◆ Exercise description ◆
Write out each entry, exactly the way it appears.

◆ Source data ◆
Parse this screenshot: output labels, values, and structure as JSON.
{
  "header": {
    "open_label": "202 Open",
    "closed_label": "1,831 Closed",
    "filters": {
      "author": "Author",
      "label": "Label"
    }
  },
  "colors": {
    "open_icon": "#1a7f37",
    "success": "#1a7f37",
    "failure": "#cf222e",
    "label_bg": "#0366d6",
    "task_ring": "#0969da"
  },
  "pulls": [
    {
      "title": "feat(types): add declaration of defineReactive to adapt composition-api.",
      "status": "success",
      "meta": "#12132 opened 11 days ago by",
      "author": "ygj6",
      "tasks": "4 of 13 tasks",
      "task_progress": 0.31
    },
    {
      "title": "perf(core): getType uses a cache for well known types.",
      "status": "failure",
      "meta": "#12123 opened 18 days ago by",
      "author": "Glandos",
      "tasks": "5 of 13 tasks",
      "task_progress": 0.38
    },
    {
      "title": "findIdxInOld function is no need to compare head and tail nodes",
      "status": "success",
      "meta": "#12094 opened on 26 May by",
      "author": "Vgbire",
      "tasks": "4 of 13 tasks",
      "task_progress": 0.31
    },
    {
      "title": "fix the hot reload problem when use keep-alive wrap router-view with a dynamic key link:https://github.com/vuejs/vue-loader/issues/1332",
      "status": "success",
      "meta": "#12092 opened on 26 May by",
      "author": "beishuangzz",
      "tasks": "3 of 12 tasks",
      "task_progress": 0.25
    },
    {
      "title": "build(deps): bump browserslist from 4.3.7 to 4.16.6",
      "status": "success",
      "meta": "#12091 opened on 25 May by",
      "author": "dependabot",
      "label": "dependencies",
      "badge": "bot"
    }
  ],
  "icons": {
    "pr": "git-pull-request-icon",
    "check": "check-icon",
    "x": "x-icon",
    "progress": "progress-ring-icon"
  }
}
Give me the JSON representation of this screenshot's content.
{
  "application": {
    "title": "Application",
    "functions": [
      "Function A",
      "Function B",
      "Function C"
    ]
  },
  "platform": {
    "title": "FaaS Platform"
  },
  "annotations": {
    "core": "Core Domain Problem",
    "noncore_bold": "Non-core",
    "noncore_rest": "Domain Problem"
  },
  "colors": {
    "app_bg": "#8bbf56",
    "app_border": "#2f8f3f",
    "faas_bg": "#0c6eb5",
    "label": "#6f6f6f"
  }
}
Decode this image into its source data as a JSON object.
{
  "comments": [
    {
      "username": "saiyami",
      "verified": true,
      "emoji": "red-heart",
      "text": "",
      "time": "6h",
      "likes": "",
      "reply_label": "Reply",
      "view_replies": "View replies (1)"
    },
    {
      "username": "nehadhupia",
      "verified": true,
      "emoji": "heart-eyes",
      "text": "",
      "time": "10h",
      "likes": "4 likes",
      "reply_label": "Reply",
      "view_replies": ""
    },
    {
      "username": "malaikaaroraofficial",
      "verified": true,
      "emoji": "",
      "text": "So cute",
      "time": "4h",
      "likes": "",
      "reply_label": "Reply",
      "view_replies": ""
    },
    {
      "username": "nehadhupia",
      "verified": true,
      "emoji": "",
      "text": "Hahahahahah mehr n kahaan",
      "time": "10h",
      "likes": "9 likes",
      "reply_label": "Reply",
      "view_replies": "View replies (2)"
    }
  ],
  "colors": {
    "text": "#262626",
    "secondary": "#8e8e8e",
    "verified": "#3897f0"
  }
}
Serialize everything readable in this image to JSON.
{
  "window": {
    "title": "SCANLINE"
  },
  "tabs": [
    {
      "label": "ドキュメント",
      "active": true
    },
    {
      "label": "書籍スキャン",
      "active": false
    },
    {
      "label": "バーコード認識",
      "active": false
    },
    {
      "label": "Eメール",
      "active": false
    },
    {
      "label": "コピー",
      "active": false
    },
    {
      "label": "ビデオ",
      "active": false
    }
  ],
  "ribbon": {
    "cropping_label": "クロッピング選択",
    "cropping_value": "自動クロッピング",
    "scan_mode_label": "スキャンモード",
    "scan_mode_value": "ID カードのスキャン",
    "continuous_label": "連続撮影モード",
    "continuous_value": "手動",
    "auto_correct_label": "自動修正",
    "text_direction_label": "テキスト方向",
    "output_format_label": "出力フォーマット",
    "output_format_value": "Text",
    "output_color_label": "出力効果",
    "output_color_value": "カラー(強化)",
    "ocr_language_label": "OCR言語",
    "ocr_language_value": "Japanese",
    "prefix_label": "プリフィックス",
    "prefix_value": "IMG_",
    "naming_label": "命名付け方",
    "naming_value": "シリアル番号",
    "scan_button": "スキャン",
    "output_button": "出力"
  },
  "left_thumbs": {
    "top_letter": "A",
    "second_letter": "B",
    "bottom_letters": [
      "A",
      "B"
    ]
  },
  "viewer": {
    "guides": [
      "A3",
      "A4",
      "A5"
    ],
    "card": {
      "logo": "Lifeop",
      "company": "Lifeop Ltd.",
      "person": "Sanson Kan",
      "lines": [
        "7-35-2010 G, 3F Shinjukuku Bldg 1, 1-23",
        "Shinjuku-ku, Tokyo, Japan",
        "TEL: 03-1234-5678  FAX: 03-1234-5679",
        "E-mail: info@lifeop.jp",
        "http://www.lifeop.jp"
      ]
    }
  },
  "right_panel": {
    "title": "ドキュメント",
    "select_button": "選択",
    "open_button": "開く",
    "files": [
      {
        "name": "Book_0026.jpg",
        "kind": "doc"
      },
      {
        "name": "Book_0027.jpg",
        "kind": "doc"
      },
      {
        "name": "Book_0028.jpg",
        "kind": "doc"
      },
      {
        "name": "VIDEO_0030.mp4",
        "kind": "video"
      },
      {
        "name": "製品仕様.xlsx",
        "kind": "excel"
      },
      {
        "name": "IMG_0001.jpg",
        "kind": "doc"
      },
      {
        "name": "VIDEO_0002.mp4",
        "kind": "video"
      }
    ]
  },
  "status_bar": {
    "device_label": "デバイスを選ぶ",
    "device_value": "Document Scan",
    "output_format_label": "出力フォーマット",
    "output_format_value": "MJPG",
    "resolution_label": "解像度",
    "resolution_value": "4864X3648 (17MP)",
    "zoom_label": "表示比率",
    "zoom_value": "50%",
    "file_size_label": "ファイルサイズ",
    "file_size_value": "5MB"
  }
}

◆ Expected output ◆
Parse this screenshot: output labels, values, and structure as JSON.
{
  "header": {
    "open_label": "202 Open",
    "closed_label": "1,831 Closed",
    "filters": {
      "author": "Author",
      "label": "Label"
    }
  },
  "colors": {
    "open_icon": "#1a7f37",
    "success": "#1a7f37",
    "failure": "#cf222e",
    "label_bg": "#0366d6",
    "task_ring": "#0969da"
  },
  "pulls": [
    {
      "title": "feat(types): add declaration of defineReactive to adapt composition-api.",
      "status": "success",
      "meta": "#12132 opened 11 days ago by",
      "author": "ygj6",
      "tasks": "4 of 13 tasks",
      "task_progress": 0.31
    },
    {
      "title": "perf(core): getType uses a cache for well known types.",
      "status": "failure",
      "meta": "#12123 opened 18 days ago by",
      "author": "Glandos",
      "tasks": "5 of 13 tasks",
      "task_progress": 0.38
    },
    {
      "title": "findIdxInOld function is no need to compare head and tail nodes",
      "status": "success",
      "meta": "#12094 opened on 26 May by",
      "author": "Vgbire",
      "tasks": "4 of 13 tasks",
      "task_progress": 0.31
    },
    {
      "title": "fix the hot reload problem when use keep-alive wrap router-view with a dynamic key link:https://github.com/vuejs/vue-loader/issues/1332",
      "status": "success",
      "meta": "#12092 opened on 26 May by",
      "author": "beishuangzz",
      "tasks": "3 of 12 tasks",
      "task_progress": 0.25
    },
    {
      "title": "build(deps): bump browserslist from 4.3.7 to 4.16.6",
      "status": "success",
      "meta": "#12091 opened on 25 May by",
      "author": "dependabot",
      "label": "dependencies",
      "badge": "bot"
    }
  ],
  "icons": {
    "pr": "git-pull-request-icon",
    "check": "check-icon",
    "x": "x-icon",
    "progress": "progress-ring-icon"
  }
}
Give me the JSON representation of this screenshot's content.
{
  "application": {
    "title": "Application",
    "functions": [
      "Function A",
      "Function B",
      "Function C"
    ]
  },
  "platform": {
    "title": "FaaS Platform"
  },
  "annotations": {
    "core": "Core Domain Problem",
    "noncore_bold": "Non-core",
    "noncore_rest": "Domain Problem"
  },
  "colors": {
    "app_bg": "#8bbf56",
    "app_border": "#2f8f3f",
    "faas_bg": "#0c6eb5",
    "label": "#6f6f6f"
  }
}
Decode this image into its source data as a JSON object.
{
  "comments": [
    {
      "username": "saiyami",
      "verified": true,
      "emoji": "red-heart",
      "text": "",
      "time": "6h",
      "likes": "",
      "reply_label": "Reply",
      "view_replies": "View replies (1)"
    },
    {
      "username": "nehadhupia",
      "verified": true,
      "emoji": "heart-eyes",
      "text": "",
      "time": "10h",
      "likes": "4 likes",
      "reply_label": "Reply",
      "view_replies": ""
    },
    {
      "username": "malaikaaroraofficial",
      "verified": true,
      "emoji": "",
      "text": "So cute",
      "time": "4h",
      "likes": "",
      "reply_label": "Reply",
      "view_replies": ""
    },
    {
      "username": "nehadhupia",
      "verified": true,
      "emoji": "",
      "text": "Hahahahahah mehr n kahaan",
      "time": "10h",
      "likes": "9 likes",
      "reply_label": "Reply",
      "view_replies": "View replies (2)"
    }
  ],
  "colors": {
    "text": "#262626",
    "secondary": "#8e8e8e",
    "verified": "#3897f0"
  }
}
Serialize everything readable in this image to JSON.
{
  "window": {
    "title": "SCANLINE"
  },
  "tabs": [
    {
      "label": "ドキュメント",
      "active": true
    },
    {
      "label": "書籍スキャン",
      "active": false
    },
    {
      "label": "バーコード認識",
      "active": false
    },
    {
      "label": "Eメール",
      "active": false
    },
    {
      "label": "コピー",
      "active": false
    },
    {
      "label": "ビデオ",
      "active": false
    }
  ],
  "ribbon": {
    "cropping_label": "クロッピング選択",
    "cropping_value": "自動クロッピング",
    "scan_mode_label": "スキャンモード",
    "scan_mode_value": "ID カードのスキャン",
    "continuous_label": "連続撮影モード",
    "continuous_value": "手動",
    "auto_correct_label": "自動修正",
    "text_direction_label": "テキスト方向",
    "output_format_label": "出力フォーマット",
    "output_format_value": "Text",
    "output_color_label": "出力効果",
    "output_color_value": "カラー(強化)",
    "ocr_language_label": "OCR言語",
    "ocr_language_value": "Japanese",
    "prefix_label": "プリフィックス",
    "prefix_value": "IMG_",
    "naming_label": "命名付け方",
    "naming_value": "シリアル番号",
    "scan_button": "スキャン",
    "output_button": "出力"
  },
  "left_thumbs": {
    "top_letter": "A",
    "second_letter": "B",
    "bottom_letters": [
      "A",
      "B"
    ]
  },
  "viewer": {
    "guides": [
      "A3",
      "A4",
      "A5"
    ],
    "card": {
      "logo": "Lifeop",
      "company": "Lifeop Ltd.",
      "person": "Sanson Kan",
      "lines": [
        "7-35-2010 G, 3F Shinjukuku Bldg 1, 1-23",
        "Shinjuku-ku, Tokyo, Japan",
        "TEL: 03-1234-5678  FAX: 03-1234-5679",
        "E-mail: info@lifeop.jp",
        "http://www.lifeop.jp"
      ]
    }
  },
  "right_panel": {
    "title": "ドキュメント",
    "select_button": "選択",
    "open_button": "開く",
    "files": [
      {
        "name": "Book_0026.jpg",
        "kind": "doc"
      },
      {
        "name": "Book_0027.jpg",
        "kind": "doc"
      },
      {
        "name": "Book_0028.jpg",
        "kind": "doc"
      },
      {
        "name": "VIDEO_0030.mp4",
        "kind": "video"
      },
      {
        "name": "製品仕様.xlsx",
        "kind": "excel"
      },
      {
        "name": "IMG_0001.jpg",
        "kind": "doc"
      },
      {
        "name": "VIDEO_0002.mp4",
        "kind": "video"
      }
    ]
  },
  "status_bar": {
    "device_label": "デバイスを選ぶ",
    "device_value": "Document Scan",
    "output_format_label": "出力フォーマット",
    "output_format_value": "MJPG",
    "resolution_label": "解像度",
    "resolution_value": "4864X3648 (17MP)",
    "zoom_label": "表示比率",
    "zoom_value": "50%",
    "file_size_label": "ファイルサイズ",
    "file_size_value": "5MB"
  }
}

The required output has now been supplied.